### Directive
Select all lines in the records that include "JSON".

### Data shown

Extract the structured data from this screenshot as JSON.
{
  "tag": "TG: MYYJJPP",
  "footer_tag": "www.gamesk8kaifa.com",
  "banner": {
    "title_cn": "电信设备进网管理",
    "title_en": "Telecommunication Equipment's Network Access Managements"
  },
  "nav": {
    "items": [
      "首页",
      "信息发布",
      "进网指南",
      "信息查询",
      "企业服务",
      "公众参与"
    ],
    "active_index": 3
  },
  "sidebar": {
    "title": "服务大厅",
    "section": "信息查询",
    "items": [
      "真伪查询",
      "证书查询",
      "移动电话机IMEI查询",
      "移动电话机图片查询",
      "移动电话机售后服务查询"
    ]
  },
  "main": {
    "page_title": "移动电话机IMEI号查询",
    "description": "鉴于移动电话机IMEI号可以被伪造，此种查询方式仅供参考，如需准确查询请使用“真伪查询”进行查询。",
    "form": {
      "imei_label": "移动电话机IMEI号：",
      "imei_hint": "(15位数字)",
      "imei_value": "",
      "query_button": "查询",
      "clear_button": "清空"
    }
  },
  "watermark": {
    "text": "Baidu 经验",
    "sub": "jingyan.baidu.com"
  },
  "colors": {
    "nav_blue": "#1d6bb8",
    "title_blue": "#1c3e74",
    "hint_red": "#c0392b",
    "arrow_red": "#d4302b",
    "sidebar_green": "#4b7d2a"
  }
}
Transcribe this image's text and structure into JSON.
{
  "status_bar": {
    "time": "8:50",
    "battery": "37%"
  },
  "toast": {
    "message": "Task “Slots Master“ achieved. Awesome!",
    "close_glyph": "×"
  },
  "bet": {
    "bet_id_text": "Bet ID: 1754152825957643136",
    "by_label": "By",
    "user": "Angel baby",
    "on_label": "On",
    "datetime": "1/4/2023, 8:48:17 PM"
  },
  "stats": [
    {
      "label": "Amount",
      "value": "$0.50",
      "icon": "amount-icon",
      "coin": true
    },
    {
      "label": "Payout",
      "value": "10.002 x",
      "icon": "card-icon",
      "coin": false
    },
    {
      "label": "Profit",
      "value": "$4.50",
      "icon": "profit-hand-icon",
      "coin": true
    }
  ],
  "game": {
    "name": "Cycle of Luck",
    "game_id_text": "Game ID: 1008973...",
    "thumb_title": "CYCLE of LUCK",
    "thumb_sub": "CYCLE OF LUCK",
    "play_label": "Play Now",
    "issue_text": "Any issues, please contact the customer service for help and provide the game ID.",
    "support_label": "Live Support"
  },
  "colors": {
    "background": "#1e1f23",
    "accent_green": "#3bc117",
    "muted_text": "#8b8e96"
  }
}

### Solution to the problem
Extract the structured data from this screenshot as JSON.
Transcribe this image's text and structure into JSON.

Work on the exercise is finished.